Saved entries

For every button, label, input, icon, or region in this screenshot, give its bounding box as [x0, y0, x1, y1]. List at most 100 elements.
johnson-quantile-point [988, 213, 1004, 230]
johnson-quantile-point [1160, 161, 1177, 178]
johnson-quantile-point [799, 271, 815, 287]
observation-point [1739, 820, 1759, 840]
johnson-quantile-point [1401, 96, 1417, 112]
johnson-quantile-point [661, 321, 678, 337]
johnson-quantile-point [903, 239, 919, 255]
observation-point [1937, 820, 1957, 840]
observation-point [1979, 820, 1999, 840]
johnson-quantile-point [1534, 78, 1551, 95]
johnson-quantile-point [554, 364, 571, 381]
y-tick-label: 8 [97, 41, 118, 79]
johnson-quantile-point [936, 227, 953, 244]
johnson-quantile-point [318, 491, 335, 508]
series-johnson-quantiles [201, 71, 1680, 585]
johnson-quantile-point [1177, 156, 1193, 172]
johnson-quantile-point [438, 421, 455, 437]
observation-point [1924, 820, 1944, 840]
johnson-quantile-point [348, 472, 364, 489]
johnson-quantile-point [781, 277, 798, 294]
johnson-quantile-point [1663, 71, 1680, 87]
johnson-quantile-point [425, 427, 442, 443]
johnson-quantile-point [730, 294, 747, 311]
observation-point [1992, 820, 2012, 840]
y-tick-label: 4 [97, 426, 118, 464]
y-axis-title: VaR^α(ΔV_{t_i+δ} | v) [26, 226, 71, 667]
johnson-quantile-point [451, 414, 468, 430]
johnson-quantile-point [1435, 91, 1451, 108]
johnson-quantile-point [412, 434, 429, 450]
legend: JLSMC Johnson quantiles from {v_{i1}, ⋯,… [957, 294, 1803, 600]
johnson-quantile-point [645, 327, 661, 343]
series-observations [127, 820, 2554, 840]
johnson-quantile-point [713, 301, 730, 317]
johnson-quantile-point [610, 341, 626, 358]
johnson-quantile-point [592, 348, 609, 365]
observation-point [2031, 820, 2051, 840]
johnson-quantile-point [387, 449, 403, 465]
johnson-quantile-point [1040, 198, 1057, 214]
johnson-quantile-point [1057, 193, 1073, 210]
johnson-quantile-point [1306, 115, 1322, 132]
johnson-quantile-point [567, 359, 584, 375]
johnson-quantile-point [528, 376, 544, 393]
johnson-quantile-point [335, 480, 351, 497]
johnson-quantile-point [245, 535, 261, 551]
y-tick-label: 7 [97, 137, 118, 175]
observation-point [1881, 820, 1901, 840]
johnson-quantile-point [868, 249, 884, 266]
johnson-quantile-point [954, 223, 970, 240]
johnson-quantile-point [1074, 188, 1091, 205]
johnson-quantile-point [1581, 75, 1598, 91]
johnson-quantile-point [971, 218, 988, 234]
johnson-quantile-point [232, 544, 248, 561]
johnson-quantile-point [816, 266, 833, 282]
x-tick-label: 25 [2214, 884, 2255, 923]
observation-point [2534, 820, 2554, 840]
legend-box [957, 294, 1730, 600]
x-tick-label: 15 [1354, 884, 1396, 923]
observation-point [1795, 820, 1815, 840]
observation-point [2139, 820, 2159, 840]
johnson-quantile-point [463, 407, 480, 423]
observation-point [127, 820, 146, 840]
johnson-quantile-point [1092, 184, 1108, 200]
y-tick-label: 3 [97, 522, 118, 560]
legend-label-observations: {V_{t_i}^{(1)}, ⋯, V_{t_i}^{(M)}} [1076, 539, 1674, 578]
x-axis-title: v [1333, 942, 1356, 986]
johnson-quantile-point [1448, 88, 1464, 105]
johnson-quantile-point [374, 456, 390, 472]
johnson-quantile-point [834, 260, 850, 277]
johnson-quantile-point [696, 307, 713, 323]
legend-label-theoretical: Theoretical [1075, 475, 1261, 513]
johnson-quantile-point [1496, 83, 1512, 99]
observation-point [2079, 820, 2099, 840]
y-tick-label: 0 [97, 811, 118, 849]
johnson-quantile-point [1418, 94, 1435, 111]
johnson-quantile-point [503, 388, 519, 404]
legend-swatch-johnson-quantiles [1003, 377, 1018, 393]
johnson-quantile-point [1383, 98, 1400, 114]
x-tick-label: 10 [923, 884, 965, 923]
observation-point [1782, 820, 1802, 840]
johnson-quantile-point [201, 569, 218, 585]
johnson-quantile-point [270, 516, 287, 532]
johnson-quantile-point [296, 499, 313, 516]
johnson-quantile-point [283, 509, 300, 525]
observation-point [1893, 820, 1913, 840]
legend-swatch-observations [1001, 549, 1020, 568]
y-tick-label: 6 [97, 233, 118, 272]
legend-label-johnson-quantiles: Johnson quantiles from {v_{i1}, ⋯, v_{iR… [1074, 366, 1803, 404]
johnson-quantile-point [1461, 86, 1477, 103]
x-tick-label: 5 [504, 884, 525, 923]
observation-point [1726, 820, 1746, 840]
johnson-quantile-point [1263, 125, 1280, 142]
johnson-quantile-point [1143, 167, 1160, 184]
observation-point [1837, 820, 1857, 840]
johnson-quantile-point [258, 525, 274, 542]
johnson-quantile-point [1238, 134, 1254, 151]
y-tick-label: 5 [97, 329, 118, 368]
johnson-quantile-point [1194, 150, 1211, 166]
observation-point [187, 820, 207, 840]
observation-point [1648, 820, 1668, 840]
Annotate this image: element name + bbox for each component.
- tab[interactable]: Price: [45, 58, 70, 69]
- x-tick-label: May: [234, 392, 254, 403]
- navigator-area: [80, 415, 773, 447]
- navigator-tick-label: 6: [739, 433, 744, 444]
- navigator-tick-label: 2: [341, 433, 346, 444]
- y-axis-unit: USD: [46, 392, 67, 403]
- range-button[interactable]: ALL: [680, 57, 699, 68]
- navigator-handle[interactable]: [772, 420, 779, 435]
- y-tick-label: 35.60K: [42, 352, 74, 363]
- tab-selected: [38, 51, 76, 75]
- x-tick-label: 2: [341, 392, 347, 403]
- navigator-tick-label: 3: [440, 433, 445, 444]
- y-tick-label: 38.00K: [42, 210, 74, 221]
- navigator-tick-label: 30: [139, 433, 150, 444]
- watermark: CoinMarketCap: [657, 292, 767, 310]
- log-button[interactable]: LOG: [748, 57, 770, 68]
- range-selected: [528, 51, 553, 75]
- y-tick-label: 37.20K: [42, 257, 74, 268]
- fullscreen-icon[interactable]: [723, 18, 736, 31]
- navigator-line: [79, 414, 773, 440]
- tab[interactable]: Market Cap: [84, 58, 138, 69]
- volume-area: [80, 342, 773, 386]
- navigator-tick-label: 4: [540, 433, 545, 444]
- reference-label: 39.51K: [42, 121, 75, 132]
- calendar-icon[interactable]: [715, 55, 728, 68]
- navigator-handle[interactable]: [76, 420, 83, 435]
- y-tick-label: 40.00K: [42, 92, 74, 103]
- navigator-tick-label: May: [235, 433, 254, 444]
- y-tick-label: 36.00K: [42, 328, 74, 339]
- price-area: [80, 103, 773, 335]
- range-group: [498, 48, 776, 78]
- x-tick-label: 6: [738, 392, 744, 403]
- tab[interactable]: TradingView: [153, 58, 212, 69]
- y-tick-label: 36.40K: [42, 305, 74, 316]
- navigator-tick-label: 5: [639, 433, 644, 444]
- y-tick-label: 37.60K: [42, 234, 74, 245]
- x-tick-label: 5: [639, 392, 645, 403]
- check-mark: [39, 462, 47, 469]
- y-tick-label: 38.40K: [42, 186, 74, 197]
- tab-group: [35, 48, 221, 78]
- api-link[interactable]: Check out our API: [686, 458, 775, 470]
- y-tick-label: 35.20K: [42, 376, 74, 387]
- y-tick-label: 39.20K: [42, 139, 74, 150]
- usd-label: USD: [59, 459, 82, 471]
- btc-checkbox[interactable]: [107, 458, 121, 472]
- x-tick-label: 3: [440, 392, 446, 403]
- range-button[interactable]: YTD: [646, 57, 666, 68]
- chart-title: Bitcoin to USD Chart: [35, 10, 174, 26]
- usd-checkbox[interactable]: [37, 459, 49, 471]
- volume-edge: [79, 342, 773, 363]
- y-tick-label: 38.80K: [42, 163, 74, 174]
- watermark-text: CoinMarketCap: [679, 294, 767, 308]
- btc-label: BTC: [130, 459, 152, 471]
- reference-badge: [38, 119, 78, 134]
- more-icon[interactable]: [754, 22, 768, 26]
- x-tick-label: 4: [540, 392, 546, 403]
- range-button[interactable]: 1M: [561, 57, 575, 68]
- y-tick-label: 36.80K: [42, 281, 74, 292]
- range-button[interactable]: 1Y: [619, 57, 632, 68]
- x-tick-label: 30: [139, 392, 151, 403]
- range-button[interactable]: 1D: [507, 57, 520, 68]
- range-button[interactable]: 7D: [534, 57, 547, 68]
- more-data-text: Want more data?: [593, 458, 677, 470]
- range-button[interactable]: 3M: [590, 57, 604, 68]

--- Objective ---
Please rewrite the rows starting at the first row and ending at the row containing "johnson-quantile-point [903, 239, 919, 255]", replacing "bounding box" with "enclosing box" and changing nothing else.

--- Final result ---
For every button, label, input, icon, or region in this screenshot, give its enclosing box as [x0, y0, x1, y1]. List at most 100 elements.
johnson-quantile-point [988, 213, 1004, 230]
johnson-quantile-point [1160, 161, 1177, 178]
johnson-quantile-point [799, 271, 815, 287]
observation-point [1739, 820, 1759, 840]
johnson-quantile-point [1401, 96, 1417, 112]
johnson-quantile-point [661, 321, 678, 337]
johnson-quantile-point [903, 239, 919, 255]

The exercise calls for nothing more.